Copy the data below exactly, omitting any picture it contains.

Figure contents as structured data =
--*--

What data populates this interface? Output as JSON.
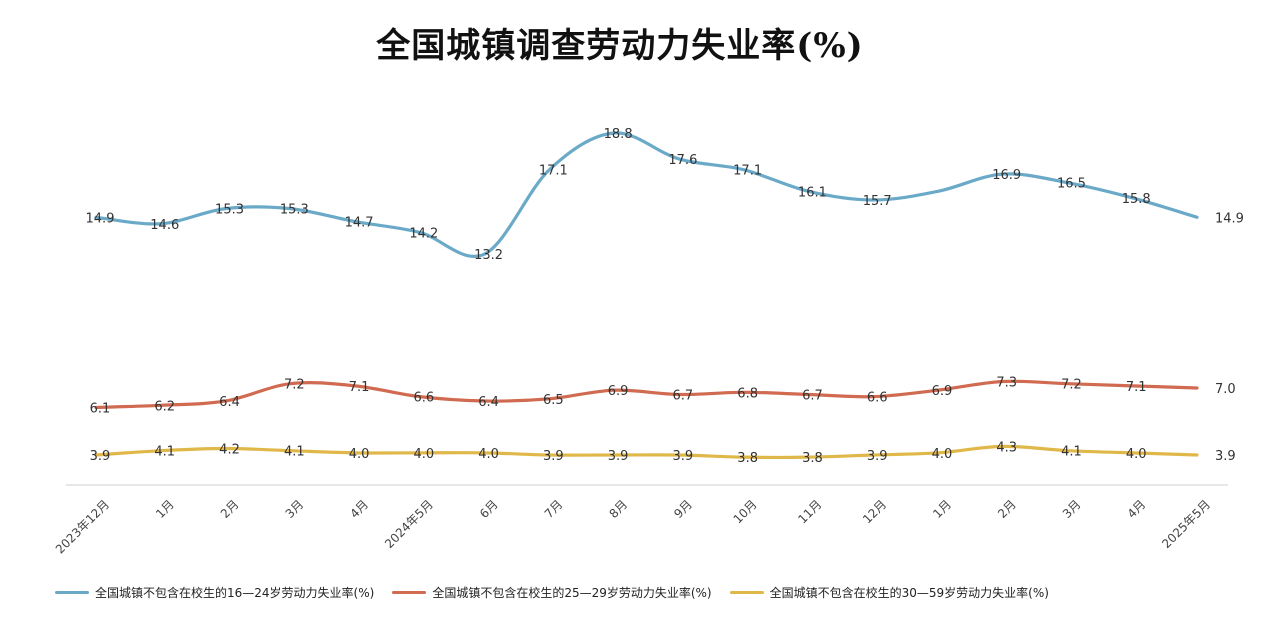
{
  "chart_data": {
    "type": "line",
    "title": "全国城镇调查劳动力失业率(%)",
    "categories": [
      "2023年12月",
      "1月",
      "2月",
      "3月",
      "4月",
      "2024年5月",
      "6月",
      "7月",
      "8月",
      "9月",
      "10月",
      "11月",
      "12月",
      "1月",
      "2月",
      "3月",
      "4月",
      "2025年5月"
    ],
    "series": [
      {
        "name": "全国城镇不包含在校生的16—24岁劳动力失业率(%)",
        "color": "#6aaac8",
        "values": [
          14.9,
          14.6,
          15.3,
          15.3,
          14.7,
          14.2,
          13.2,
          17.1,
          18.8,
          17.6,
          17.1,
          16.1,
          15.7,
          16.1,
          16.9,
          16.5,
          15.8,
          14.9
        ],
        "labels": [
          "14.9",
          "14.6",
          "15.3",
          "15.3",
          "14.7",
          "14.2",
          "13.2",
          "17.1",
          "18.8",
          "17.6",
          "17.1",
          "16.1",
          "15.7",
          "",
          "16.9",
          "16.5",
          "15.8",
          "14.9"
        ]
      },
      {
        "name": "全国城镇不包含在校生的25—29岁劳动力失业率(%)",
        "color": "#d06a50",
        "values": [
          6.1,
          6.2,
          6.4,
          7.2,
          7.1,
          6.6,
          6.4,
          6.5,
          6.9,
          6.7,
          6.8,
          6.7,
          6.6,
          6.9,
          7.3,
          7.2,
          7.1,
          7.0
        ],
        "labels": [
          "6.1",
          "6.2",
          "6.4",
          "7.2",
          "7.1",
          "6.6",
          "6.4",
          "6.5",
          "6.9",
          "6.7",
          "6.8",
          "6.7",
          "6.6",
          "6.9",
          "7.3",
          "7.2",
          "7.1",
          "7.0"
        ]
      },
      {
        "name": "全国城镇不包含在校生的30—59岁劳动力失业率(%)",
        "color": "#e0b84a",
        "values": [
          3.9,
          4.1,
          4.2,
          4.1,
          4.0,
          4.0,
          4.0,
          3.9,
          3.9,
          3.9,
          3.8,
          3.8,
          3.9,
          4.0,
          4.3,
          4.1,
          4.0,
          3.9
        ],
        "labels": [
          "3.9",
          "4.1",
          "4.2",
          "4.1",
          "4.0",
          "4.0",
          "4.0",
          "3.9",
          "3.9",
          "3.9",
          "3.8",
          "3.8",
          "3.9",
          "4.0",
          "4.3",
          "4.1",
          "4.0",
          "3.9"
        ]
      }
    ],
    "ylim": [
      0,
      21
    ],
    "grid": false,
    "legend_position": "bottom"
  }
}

--*--

Exercise solution =
What data populates this interface? Output as JSON.
{
  "chart_data": {
    "type": "line",
    "title": "全国城镇调查劳动力失业率(%)",
    "categories": [
      "2023年12月",
      "1月",
      "2月",
      "3月",
      "4月",
      "2024年5月",
      "6月",
      "7月",
      "8月",
      "9月",
      "10月",
      "11月",
      "12月",
      "1月",
      "2月",
      "3月",
      "4月",
      "2025年5月"
    ],
    "series": [
      {
        "name": "全国城镇不包含在校生的16—24岁劳动力失业率(%)",
        "color": "#6aaac8",
        "values": [
          14.9,
          14.6,
          15.3,
          15.3,
          14.7,
          14.2,
          13.2,
          17.1,
          18.8,
          17.6,
          17.1,
          16.1,
          15.7,
          16.1,
          16.9,
          16.5,
          15.8,
          14.9
        ],
        "labels": [
          "14.9",
          "14.6",
          "15.3",
          "15.3",
          "14.7",
          "14.2",
          "13.2",
          "17.1",
          "18.8",
          "17.6",
          "17.1",
          "16.1",
          "15.7",
          "",
          "16.9",
          "16.5",
          "15.8",
          "14.9"
        ]
      },
      {
        "name": "全国城镇不包含在校生的25—29岁劳动力失业率(%)",
        "color": "#d06a50",
        "values": [
          6.1,
          6.2,
          6.4,
          7.2,
          7.1,
          6.6,
          6.4,
          6.5,
          6.9,
          6.7,
          6.8,
          6.7,
          6.6,
          6.9,
          7.3,
          7.2,
          7.1,
          7.0
        ],
        "labels": [
          "6.1",
          "6.2",
          "6.4",
          "7.2",
          "7.1",
          "6.6",
          "6.4",
          "6.5",
          "6.9",
          "6.7",
          "6.8",
          "6.7",
          "6.6",
          "6.9",
          "7.3",
          "7.2",
          "7.1",
          "7.0"
        ]
      },
      {
        "name": "全国城镇不包含在校生的30—59岁劳动力失业率(%)",
        "color": "#e0b84a",
        "values": [
          3.9,
          4.1,
          4.2,
          4.1,
          4.0,
          4.0,
          4.0,
          3.9,
          3.9,
          3.9,
          3.8,
          3.8,
          3.9,
          4.0,
          4.3,
          4.1,
          4.0,
          3.9
        ],
        "labels": [
          "3.9",
          "4.1",
          "4.2",
          "4.1",
          "4.0",
          "4.0",
          "4.0",
          "3.9",
          "3.9",
          "3.9",
          "3.8",
          "3.8",
          "3.9",
          "4.0",
          "4.3",
          "4.1",
          "4.0",
          "3.9"
        ]
      }
    ],
    "ylim": [
      0,
      21
    ],
    "grid": false,
    "legend_position": "bottom"
  }
}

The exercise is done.